## Given problem
Reproduce the listing below word for word, with no pictures.

## BEGIN Available data

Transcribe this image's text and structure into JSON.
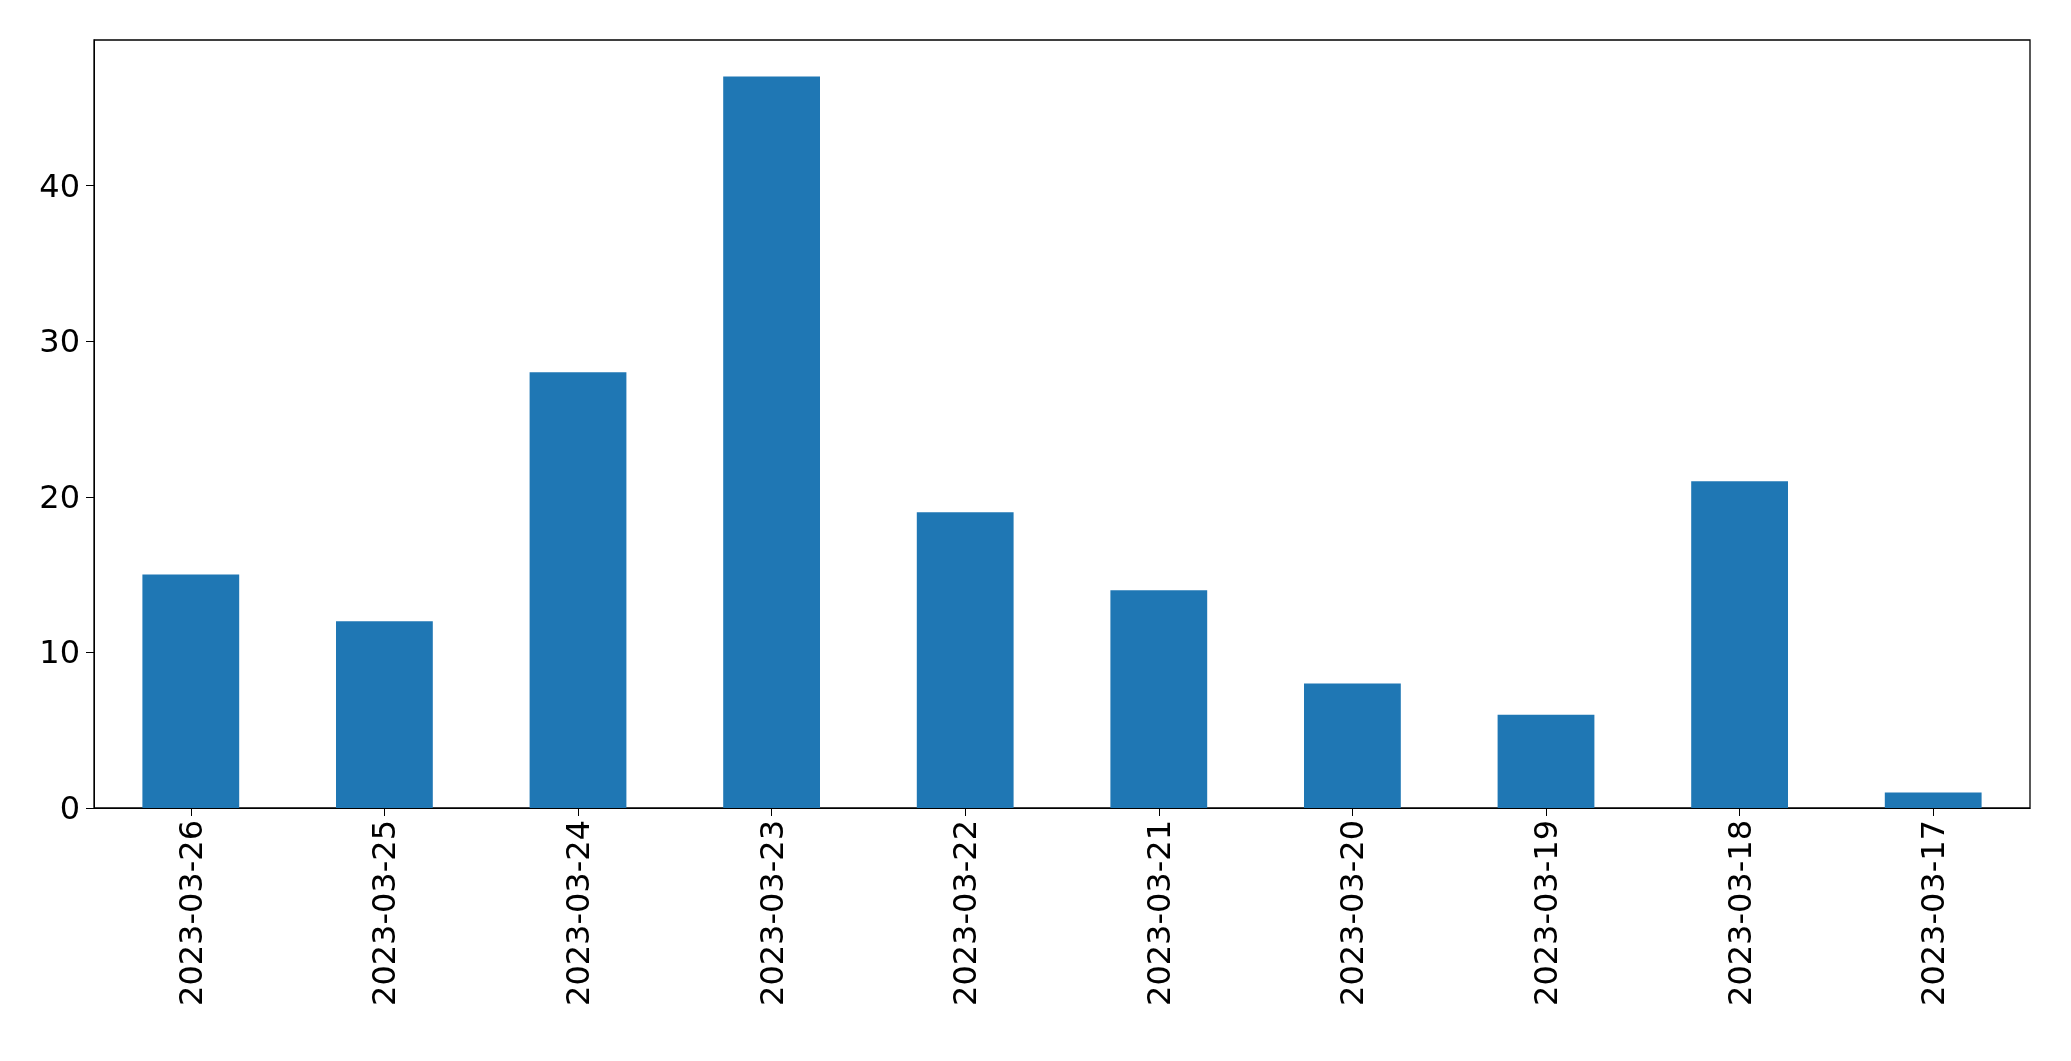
{
  "chart_data": {
    "type": "bar",
    "categories": [
      "2023-03-26",
      "2023-03-25",
      "2023-03-24",
      "2023-03-23",
      "2023-03-22",
      "2023-03-21",
      "2023-03-20",
      "2023-03-19",
      "2023-03-18",
      "2023-03-17"
    ],
    "values": [
      15,
      12,
      28,
      47,
      19,
      14,
      8,
      6,
      21,
      1
    ],
    "color": "#1f77b4",
    "ylim": [
      0,
      49.35
    ],
    "yticks": [
      0,
      10,
      20,
      30,
      40
    ],
    "grid": false
  }
}
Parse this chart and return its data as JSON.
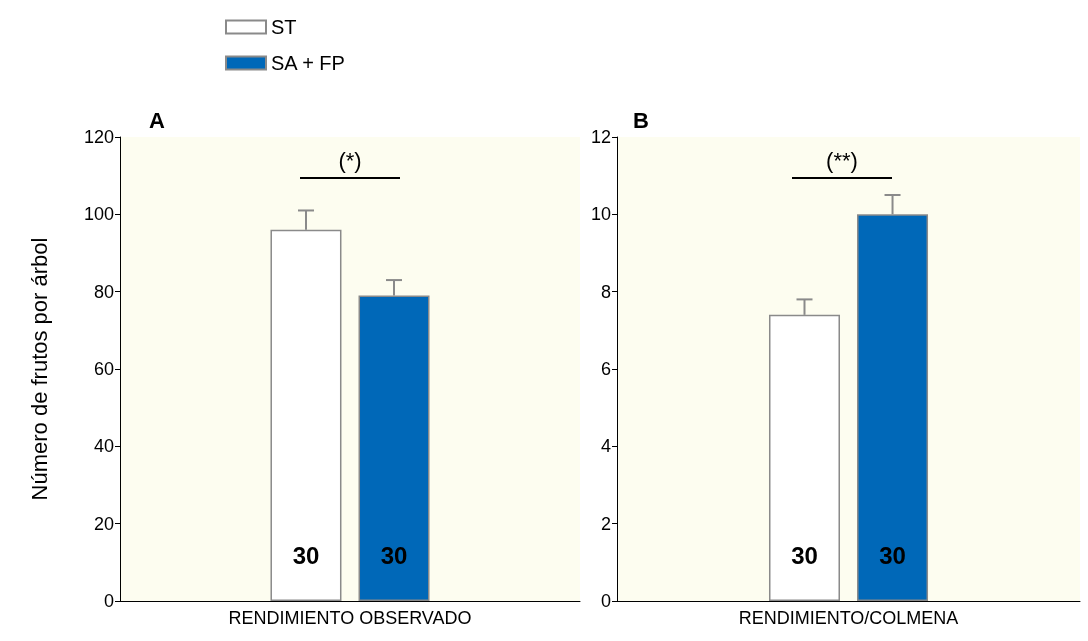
{
  "chart_data": [
    {
      "type": "bar",
      "title": "A",
      "ylabel": "Número de frutos por árbol",
      "categories": [
        "RENDIMIENTO OBSERVADO"
      ],
      "series": [
        {
          "name": "ST",
          "color": "#ffffff",
          "values": [
            96
          ],
          "errors": [
            5
          ]
        },
        {
          "name": "SA + FP",
          "color": "#0068b8",
          "values": [
            79
          ],
          "errors": [
            4
          ]
        }
      ],
      "ylim": [
        0,
        120
      ],
      "yticks": [
        0,
        20,
        40,
        60,
        80,
        100,
        120
      ],
      "legend": "top left",
      "annotations": [
        "(*)",
        "30",
        "30"
      ]
    },
    {
      "type": "bar",
      "title": "B",
      "categories": [
        "RENDIMIENTO/COLMENA"
      ],
      "series": [
        {
          "color": "#ffffff",
          "values": [
            7.4
          ],
          "errors": [
            0.4
          ]
        },
        {
          "color": "#0068b8",
          "values": [
            10
          ],
          "errors": [
            0.5
          ]
        }
      ],
      "ylim": [
        0,
        12
      ],
      "yticks": [
        0,
        2,
        4,
        6,
        8,
        10,
        12
      ],
      "annotations": [
        "(**)",
        "30",
        "30"
      ]
    }
  ]
}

## END Available data

## Complete answer
Transcribe this image's text and structure into JSON.
{
  "chart_data": {
    "type": "bar",
    "categories": [
      "2023-03-26",
      "2023-03-25",
      "2023-03-24",
      "2023-03-23",
      "2023-03-22",
      "2023-03-21",
      "2023-03-20",
      "2023-03-19",
      "2023-03-18",
      "2023-03-17"
    ],
    "values": [
      15,
      12,
      28,
      47,
      19,
      14,
      8,
      6,
      21,
      1
    ],
    "color": "#1f77b4",
    "ylim": [
      0,
      49.35
    ],
    "yticks": [
      0,
      10,
      20,
      30,
      40
    ],
    "grid": false
  }
}
Parse this chart and return its data as JSON.
{
  "chart_data": [
    {
      "type": "bar",
      "title": "A",
      "ylabel": "Número de frutos por árbol",
      "categories": [
        "RENDIMIENTO OBSERVADO"
      ],
      "series": [
        {
          "name": "ST",
          "color": "#ffffff",
          "values": [
            96
          ],
          "errors": [
            5
          ]
        },
        {
          "name": "SA + FP",
          "color": "#0068b8",
          "values": [
            79
          ],
          "errors": [
            4
          ]
        }
      ],
      "ylim": [
        0,
        120
      ],
      "yticks": [
        0,
        20,
        40,
        60,
        80,
        100,
        120
      ],
      "legend": "top left",
      "annotations": [
        "(*)",
        "30",
        "30"
      ]
    },
    {
      "type": "bar",
      "title": "B",
      "categories": [
        "RENDIMIENTO/COLMENA"
      ],
      "series": [
        {
          "color": "#ffffff",
          "values": [
            7.4
          ],
          "errors": [
            0.4
          ]
        },
        {
          "color": "#0068b8",
          "values": [
            10
          ],
          "errors": [
            0.5
          ]
        }
      ],
      "ylim": [
        0,
        12
      ],
      "yticks": [
        0,
        2,
        4,
        6,
        8,
        10,
        12
      ],
      "annotations": [
        "(**)",
        "30",
        "30"
      ]
    }
  ]
}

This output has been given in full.